Every entry needs to be reproduced exactly.

--- START OF Data for processing ---

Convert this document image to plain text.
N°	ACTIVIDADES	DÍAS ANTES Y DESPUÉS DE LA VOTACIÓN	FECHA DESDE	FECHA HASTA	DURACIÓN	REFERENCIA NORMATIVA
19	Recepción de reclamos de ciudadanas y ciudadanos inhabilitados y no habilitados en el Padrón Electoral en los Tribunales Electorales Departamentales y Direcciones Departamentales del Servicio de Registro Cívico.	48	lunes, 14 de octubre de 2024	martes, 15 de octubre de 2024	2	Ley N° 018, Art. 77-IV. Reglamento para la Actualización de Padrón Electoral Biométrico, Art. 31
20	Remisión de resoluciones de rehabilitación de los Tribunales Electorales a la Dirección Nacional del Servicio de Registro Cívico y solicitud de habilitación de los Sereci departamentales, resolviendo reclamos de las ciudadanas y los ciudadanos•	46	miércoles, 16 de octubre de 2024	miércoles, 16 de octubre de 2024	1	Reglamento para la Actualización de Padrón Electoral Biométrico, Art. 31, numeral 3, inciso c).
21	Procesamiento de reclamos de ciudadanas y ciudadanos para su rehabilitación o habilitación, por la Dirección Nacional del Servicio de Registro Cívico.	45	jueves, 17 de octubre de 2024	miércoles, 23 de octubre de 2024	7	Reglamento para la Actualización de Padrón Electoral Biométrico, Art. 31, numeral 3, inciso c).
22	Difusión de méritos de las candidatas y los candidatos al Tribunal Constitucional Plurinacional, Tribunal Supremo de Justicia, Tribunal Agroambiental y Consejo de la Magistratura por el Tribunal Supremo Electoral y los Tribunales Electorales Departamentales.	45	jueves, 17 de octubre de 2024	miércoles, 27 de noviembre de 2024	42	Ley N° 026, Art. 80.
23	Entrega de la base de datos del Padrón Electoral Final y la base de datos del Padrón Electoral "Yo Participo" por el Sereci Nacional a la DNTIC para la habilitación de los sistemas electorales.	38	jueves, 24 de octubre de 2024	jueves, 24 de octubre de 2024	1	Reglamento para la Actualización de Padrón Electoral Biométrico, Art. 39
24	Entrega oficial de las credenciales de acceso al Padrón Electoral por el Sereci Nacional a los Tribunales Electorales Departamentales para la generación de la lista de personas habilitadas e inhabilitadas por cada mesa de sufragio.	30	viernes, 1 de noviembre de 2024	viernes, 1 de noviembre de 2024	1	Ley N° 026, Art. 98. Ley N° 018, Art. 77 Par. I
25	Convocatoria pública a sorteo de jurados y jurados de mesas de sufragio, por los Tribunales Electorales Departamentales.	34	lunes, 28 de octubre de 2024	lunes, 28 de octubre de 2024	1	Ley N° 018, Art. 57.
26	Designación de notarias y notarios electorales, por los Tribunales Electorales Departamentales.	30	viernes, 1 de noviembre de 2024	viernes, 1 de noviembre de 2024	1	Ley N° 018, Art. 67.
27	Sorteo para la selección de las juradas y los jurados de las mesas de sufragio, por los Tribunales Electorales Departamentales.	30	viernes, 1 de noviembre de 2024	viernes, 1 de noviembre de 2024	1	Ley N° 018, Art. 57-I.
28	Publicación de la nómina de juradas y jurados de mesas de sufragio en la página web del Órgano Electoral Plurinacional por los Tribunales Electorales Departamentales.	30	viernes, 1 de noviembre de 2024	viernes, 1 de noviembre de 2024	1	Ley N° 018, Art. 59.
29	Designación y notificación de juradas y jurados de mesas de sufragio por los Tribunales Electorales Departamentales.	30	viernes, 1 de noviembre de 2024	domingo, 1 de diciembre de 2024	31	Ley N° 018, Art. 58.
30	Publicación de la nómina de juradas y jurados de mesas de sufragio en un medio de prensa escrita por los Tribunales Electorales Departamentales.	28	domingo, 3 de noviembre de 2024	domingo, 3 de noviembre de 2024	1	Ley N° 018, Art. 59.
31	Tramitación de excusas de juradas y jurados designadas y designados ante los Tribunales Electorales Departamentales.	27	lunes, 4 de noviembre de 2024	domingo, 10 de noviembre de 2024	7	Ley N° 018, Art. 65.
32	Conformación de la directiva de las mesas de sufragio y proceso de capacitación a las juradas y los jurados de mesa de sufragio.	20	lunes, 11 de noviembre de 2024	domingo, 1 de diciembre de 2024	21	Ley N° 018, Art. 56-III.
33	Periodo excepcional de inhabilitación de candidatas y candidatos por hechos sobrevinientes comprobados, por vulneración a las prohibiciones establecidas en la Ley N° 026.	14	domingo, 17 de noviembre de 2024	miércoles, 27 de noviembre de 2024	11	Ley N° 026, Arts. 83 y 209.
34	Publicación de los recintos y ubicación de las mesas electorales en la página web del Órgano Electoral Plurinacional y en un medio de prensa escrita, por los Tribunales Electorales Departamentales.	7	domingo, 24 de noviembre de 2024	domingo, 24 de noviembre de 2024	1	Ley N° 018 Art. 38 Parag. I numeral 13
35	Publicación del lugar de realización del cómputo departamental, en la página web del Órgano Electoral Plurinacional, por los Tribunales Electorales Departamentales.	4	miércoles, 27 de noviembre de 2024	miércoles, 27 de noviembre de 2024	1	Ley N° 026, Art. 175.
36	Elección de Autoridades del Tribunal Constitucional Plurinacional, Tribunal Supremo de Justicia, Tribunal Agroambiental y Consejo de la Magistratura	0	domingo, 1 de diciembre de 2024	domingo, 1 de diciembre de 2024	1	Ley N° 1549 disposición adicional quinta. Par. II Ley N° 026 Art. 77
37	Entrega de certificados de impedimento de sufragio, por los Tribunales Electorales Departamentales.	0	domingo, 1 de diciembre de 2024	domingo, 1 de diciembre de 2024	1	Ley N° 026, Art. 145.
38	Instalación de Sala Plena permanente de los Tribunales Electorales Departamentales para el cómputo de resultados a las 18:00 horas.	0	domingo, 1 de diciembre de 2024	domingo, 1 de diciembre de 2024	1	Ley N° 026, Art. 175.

--- END OF Data for processing ---

Right answer:
Convert this document image to plain text.
N°	ACTIVIDADES	DÍAS ANTES Y DESPUÉS DE LA VOTACIÓN	FECHA DESDE	FECHA HASTA	DURACIÓN	REFERENCIA NORMATIVA
19	Recepción de reclamos de ciudadanas y ciudadanos inhabilitados y no habilitados en el Padrón Electoral en los Tribunales Electorales Departamentales y Direcciones Departamentales del Servicio de Registro Cívico.	48	lunes, 14 de octubre de 2024	martes, 15 de octubre de 2024	2	Ley N° 018, Art. 77-IV. Reglamento para la Actualización de Padrón Electoral Biométrico, Art. 31
20	Remisión de resoluciones de rehabilitación de los Tribunales Electorales a la Dirección Nacional del Servicio de Registro Cívico y solicitud de habilitación de los Sereci departamentales, resolviendo reclamos de las ciudadanas y los ciudadanos•	46	miércoles, 16 de octubre de 2024	miércoles, 16 de octubre de 2024	1	Reglamento para la Actualización de Padrón Electoral Biométrico, Art. 31, numeral 3, inciso c).
21	Procesamiento de reclamos de ciudadanas y ciudadanos para su rehabilitación o habilitación, por la Dirección Nacional del Servicio de Registro Cívico.	45	jueves, 17 de octubre de 2024	miércoles, 23 de octubre de 2024	7	Reglamento para la Actualización de Padrón Electoral Biométrico, Art. 31, numeral 3, inciso c).
22	Difusión de méritos de las candidatas y los candidatos al Tribunal Constitucional Plurinacional, Tribunal Supremo de Justicia, Tribunal Agroambiental y Consejo de la Magistratura por el Tribunal Supremo Electoral y los Tribunales Electorales Departamentales.	45	jueves, 17 de octubre de 2024	miércoles, 27 de noviembre de 2024	42	Ley N° 026, Art. 80.
23	Entrega de la base de datos del Padrón Electoral Final y la base de datos del Padrón Electoral "Yo Participo" por el Sereci Nacional a la DNTIC para la habilitación de los sistemas electorales.	38	jueves, 24 de octubre de 2024	jueves, 24 de octubre de 2024	1	Reglamento para la Actualización de Padrón Electoral Biométrico, Art. 39
24	Entrega oficial de las credenciales de acceso al Padrón Electoral por el Sereci Nacional a los Tribunales Electorales Departamentales para la generación de la lista de personas habilitadas e inhabilitadas por cada mesa de sufragio.	30	viernes, 1 de noviembre de 2024	viernes, 1 de noviembre de 2024	1	Ley N° 026, Art. 98. Ley N° 018, Art. 77 Par. I
25	Convocatoria pública a sorteo de jurados y jurados de mesas de sufragio, por los Tribunales Electorales Departamentales.	34	lunes, 28 de octubre de 2024	lunes, 28 de octubre de 2024	1	Ley N° 018, Art. 57.
26	Designación de notarias y notarios electorales, por los Tribunales Electorales Departamentales.	30	viernes, 1 de noviembre de 2024	viernes, 1 de noviembre de 2024	1	Ley N° 018, Art. 67.
27	Sorteo para la selección de las juradas y los jurados de las mesas de sufragio, por los Tribunales Electorales Departamentales.	30	viernes, 1 de noviembre de 2024	viernes, 1 de noviembre de 2024	1	Ley N° 018, Art. 57-I.
28	Publicación de la nómina de juradas y jurados de mesas de sufragio en la página web del Órgano Electoral Plurinacional por los Tribunales Electorales Departamentales.	30	viernes, 1 de noviembre de 2024	viernes, 1 de noviembre de 2024	1	Ley N° 018, Art. 59.
29	Designación y notificación de juradas y jurados de mesas de sufragio por los Tribunales Electorales Departamentales.	30	viernes, 1 de noviembre de 2024	domingo, 1 de diciembre de 2024	31	Ley N° 018, Art. 58.
30	Publicación de la nómina de juradas y jurados de mesas de sufragio en un medio de prensa escrita por los Tribunales Electorales Departamentales.	28	domingo, 3 de noviembre de 2024	domingo, 3 de noviembre de 2024	1	Ley N° 018, Art. 59.
31	Tramitación de excusas de juradas y jurados designadas y designados ante los Tribunales Electorales Departamentales.	27	lunes, 4 de noviembre de 2024	domingo, 10 de noviembre de 2024	7	Ley N° 018, Art. 65.
32	Conformación de la directiva de las mesas de sufragio y proceso de capacitación a las juradas y los jurados de mesa de sufragio.	20	lunes, 11 de noviembre de 2024	domingo, 1 de diciembre de 2024	21	Ley N° 018, Art. 56-III.
33	Periodo excepcional de inhabilitación de candidatas y candidatos por hechos sobrevinientes comprobados, por vulneración a las prohibiciones establecidas en la Ley N° 026.	14	domingo, 17 de noviembre de 2024	miércoles, 27 de noviembre de 2024	11	Ley N° 026, Arts. 83 y 209.
34	Publicación de los recintos y ubicación de las mesas electorales en la página web del Órgano Electoral Plurinacional y en un medio de prensa escrita, por los Tribunales Electorales Departamentales.	7	domingo, 24 de noviembre de 2024	domingo, 24 de noviembre de 2024	1	Ley N° 018 Art. 38 Parag. I numeral 13
35	Publicación del lugar de realización del cómputo departamental, en la página web del Órgano Electoral Plurinacional, por los Tribunales Electorales Departamentales.	4	miércoles, 27 de noviembre de 2024	miércoles, 27 de noviembre de 2024	1	Ley N° 026, Art. 175.
36	Elección de Autoridades del Tribunal Constitucional Plurinacional, Tribunal Supremo de Justicia, Tribunal Agroambiental y Consejo de la Magistratura	0	domingo, 1 de diciembre de 2024	domingo, 1 de diciembre de 2024	1	Ley N° 1549 disposición adicional quinta. Par. II Ley N° 026 Art. 77
37	Entrega de certificados de impedimento de sufragio, por los Tribunales Electorales Departamentales.	0	domingo, 1 de diciembre de 2024	domingo, 1 de diciembre de 2024	1	Ley N° 026, Art. 145.
38	Instalación de Sala Plena permanente de los Tribunales Electorales Departamentales para el cómputo de resultados a las 18:00 horas.	0	domingo, 1 de diciembre de 2024	domingo, 1 de diciembre de 2024	1	Ley N° 026, Art. 175.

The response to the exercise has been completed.